• STATED PROBLEM: Give the data again exactly as written, skipping any pictures.

• DATA FOR THIS EXERCISE:

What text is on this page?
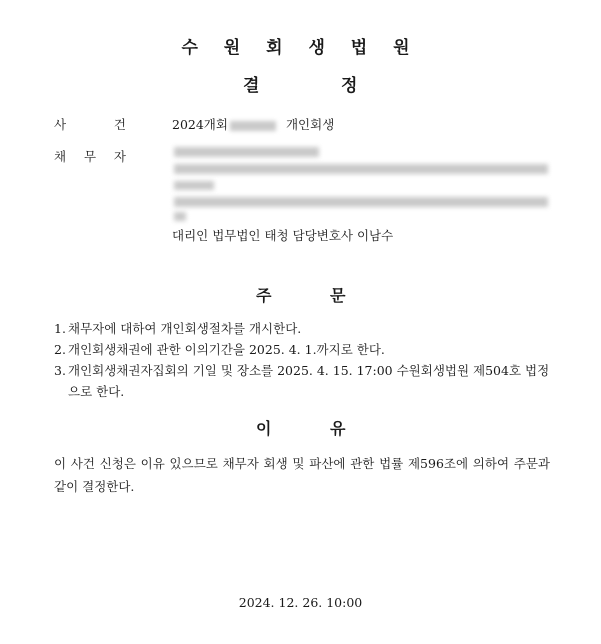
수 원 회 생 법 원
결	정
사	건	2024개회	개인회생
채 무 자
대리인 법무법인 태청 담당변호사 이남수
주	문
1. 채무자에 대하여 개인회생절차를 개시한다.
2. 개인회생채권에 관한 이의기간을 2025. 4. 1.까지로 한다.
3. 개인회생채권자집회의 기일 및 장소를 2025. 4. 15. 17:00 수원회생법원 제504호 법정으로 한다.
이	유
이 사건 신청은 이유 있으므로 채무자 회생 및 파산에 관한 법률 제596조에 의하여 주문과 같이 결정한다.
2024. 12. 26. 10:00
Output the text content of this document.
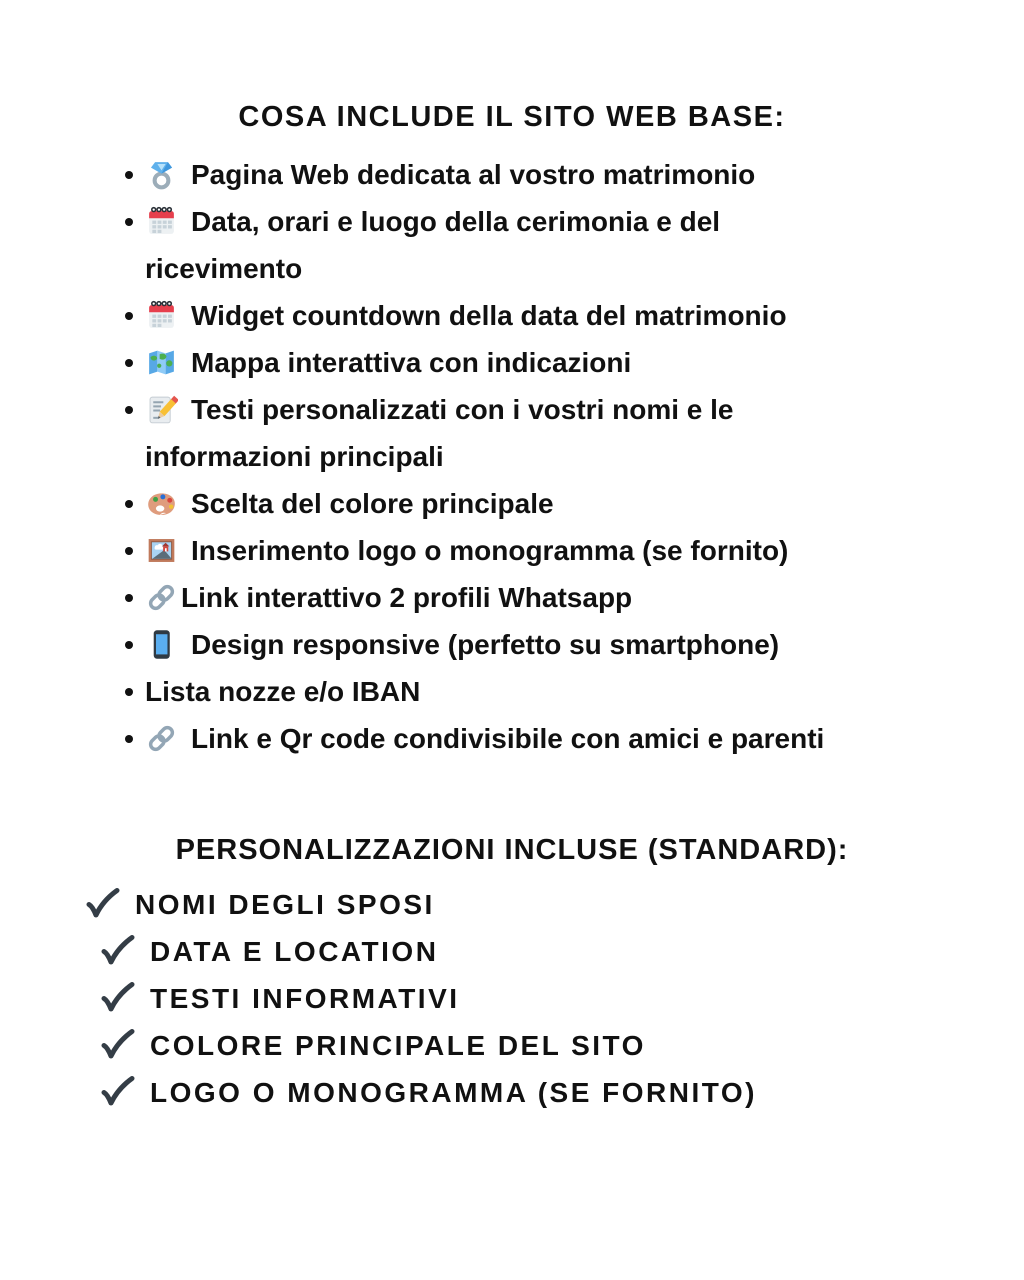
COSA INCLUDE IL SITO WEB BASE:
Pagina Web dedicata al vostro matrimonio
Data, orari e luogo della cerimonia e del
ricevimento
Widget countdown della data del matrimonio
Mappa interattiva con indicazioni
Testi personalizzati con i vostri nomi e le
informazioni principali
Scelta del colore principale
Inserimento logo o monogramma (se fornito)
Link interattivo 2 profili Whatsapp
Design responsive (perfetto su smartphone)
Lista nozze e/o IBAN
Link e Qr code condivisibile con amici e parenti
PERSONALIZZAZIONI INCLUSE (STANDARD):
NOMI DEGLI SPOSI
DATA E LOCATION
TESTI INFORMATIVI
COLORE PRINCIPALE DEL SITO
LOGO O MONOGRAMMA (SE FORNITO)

• SOLUTION FOR THIS TASK:
What text is on this page?
수 원 회 생 법 원
결	정
사	건	2024개회	개인회생
채 무 자
대리인 법무법인 태청 담당변호사 이남수
주	문
1. 채무자에 대하여 개인회생절차를 개시한다.
2. 개인회생채권에 관한 이의기간을 2025. 4. 1.까지로 한다.
3. 개인회생채권자집회의 기일 및 장소를 2025. 4. 15. 17:00 수원회생법원 제504호 법정으로 한다.
이	유
이 사건 신청은 이유 있으므로 채무자 회생 및 파산에 관한 법률 제596조에 의하여 주문과 같이 결정한다.
2024. 12. 26. 10:00
Output the text content of this document.
COSA INCLUDE IL SITO WEB BASE:
Pagina Web dedicata al vostro matrimonio
Data, orari e luogo della cerimonia e del
ricevimento
Widget countdown della data del matrimonio
Mappa interattiva con indicazioni
Testi personalizzati con i vostri nomi e le
informazioni principali
Scelta del colore principale
Inserimento logo o monogramma (se fornito)
Link interattivo 2 profili Whatsapp
Design responsive (perfetto su smartphone)
Lista nozze e/o IBAN
Link e Qr code condivisibile con amici e parenti
PERSONALIZZAZIONI INCLUSE (STANDARD):
NOMI DEGLI SPOSI
DATA E LOCATION
TESTI INFORMATIVI
COLORE PRINCIPALE DEL SITO
LOGO O MONOGRAMMA (SE FORNITO)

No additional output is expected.